SOURCE MATERIAL:
start
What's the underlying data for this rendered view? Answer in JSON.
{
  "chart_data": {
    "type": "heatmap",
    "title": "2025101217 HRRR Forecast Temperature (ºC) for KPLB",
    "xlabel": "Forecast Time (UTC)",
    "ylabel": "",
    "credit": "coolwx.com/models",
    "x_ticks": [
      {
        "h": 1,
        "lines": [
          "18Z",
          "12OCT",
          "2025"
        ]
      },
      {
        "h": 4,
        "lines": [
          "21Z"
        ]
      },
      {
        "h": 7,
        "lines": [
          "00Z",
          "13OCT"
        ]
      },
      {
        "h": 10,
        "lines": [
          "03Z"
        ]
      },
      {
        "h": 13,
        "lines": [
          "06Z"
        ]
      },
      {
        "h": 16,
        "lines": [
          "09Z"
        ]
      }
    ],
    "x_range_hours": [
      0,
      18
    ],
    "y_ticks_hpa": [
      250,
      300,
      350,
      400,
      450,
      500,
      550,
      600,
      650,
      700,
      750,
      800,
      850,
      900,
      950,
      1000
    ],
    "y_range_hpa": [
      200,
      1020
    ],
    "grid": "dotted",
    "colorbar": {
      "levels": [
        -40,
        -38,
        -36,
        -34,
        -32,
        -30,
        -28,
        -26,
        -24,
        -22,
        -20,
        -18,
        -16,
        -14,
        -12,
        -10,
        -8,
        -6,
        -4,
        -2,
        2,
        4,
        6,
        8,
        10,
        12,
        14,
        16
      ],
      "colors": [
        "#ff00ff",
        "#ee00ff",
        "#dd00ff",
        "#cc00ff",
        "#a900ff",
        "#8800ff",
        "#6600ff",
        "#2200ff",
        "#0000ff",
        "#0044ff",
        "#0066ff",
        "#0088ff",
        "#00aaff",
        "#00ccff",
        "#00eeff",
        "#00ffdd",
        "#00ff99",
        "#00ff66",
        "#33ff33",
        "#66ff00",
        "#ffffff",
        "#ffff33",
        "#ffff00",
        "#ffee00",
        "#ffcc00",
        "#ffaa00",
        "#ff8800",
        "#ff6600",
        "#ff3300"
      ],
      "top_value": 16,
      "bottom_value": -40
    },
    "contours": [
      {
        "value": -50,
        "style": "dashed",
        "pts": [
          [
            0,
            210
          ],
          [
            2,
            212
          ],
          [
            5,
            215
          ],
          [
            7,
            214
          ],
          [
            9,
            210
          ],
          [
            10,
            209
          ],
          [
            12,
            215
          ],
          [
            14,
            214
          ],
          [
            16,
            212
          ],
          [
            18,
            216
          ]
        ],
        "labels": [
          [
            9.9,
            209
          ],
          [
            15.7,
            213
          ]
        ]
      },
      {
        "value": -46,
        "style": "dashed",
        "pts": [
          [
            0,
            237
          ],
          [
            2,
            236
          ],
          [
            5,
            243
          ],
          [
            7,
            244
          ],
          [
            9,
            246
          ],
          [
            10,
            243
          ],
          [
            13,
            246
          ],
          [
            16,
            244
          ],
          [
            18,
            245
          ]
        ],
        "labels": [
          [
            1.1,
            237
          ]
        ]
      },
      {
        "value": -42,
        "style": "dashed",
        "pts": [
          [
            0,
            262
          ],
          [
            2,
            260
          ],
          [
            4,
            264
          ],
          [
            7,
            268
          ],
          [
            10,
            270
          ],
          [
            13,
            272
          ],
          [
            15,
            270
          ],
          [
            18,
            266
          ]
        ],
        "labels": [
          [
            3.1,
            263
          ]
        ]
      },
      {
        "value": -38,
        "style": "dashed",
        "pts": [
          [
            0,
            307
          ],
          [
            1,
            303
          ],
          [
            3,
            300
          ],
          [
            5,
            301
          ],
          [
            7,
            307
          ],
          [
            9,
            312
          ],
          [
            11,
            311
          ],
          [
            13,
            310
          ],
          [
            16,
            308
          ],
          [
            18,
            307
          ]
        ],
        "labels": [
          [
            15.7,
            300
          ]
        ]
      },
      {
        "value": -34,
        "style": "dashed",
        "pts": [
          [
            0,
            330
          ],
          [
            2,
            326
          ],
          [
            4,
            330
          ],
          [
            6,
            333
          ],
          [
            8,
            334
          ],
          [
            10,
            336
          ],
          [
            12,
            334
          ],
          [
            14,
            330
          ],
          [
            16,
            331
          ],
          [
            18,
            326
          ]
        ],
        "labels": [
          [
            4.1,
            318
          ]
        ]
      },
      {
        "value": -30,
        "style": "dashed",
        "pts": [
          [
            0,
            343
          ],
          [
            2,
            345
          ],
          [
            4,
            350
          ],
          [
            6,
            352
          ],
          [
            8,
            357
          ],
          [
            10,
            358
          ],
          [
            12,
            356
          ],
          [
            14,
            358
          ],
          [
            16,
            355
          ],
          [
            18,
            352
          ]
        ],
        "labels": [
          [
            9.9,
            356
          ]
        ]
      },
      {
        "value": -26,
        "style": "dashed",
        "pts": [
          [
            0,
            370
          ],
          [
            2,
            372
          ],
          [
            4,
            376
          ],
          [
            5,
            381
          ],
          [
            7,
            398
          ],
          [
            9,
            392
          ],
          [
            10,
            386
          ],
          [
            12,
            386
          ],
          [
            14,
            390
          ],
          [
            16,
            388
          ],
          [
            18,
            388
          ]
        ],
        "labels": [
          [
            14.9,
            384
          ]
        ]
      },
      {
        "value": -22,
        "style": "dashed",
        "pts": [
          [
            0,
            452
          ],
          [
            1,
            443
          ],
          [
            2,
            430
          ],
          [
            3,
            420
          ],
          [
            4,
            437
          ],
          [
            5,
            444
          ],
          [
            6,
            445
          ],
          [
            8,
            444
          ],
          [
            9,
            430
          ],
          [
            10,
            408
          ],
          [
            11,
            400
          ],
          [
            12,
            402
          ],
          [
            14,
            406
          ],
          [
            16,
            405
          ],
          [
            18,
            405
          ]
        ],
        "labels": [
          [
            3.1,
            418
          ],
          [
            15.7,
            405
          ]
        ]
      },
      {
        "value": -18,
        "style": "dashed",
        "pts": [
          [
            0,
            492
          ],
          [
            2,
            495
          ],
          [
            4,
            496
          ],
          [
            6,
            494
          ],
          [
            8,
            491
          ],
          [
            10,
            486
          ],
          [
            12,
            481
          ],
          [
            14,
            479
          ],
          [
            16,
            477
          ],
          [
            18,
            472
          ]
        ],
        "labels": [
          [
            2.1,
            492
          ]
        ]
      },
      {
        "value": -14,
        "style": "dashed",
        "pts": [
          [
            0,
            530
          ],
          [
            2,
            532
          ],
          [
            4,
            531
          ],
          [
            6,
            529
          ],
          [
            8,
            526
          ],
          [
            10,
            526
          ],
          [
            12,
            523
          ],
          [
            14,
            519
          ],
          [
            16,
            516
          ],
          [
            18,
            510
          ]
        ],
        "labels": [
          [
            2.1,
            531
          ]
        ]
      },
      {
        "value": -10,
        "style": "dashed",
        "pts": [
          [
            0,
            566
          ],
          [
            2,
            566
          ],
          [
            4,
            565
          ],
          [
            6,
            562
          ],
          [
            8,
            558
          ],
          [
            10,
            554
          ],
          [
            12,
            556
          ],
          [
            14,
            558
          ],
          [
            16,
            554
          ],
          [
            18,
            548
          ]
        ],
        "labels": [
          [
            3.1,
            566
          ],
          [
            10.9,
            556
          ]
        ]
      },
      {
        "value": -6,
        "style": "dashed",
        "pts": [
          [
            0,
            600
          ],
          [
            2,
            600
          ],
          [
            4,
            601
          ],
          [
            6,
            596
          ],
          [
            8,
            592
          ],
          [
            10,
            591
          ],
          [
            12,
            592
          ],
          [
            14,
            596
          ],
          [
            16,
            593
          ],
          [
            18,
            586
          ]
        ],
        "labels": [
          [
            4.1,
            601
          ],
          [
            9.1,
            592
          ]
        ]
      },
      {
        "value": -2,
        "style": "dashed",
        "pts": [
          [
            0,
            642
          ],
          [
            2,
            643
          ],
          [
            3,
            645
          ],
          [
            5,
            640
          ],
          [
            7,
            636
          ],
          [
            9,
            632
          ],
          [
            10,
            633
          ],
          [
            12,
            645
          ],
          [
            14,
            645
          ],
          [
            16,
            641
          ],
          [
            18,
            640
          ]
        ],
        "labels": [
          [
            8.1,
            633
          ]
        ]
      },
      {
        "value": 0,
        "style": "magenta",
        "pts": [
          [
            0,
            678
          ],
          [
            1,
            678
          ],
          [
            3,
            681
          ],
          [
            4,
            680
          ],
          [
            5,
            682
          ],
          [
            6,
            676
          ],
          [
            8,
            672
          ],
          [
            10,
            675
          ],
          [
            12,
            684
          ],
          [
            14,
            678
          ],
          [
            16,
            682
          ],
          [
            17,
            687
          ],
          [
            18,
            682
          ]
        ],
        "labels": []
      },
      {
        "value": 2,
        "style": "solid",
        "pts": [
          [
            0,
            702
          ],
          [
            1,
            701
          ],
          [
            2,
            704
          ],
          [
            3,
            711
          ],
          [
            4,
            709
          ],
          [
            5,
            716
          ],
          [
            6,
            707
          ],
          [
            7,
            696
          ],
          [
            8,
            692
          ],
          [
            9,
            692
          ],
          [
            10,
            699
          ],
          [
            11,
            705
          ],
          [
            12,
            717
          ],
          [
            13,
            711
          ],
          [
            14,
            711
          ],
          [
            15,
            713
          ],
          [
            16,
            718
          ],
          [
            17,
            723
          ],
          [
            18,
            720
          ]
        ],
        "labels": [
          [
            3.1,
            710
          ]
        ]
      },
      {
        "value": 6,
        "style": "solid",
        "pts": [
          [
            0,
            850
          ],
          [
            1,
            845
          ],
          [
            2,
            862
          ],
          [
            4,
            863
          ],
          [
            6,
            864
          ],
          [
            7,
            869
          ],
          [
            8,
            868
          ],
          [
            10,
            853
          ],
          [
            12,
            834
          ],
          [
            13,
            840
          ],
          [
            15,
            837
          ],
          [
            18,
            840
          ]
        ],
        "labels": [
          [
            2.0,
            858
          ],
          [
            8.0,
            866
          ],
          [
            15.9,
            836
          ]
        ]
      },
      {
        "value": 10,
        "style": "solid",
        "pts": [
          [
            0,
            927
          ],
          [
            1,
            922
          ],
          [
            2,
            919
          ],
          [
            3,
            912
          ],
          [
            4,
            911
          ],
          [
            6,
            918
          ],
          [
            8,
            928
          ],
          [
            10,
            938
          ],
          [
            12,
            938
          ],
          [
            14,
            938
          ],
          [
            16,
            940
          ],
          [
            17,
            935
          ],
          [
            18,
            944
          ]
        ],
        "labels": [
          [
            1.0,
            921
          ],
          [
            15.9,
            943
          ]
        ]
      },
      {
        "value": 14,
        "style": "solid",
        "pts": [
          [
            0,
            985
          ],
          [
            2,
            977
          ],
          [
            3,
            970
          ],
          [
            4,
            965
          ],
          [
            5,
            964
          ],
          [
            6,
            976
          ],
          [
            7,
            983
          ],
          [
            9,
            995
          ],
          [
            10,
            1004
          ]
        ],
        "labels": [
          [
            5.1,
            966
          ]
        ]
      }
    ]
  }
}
end
WORK TO BE COMPLETED:
Count every line of the records that holds the string "Forecast". Write only the total.

THE RESULT:
2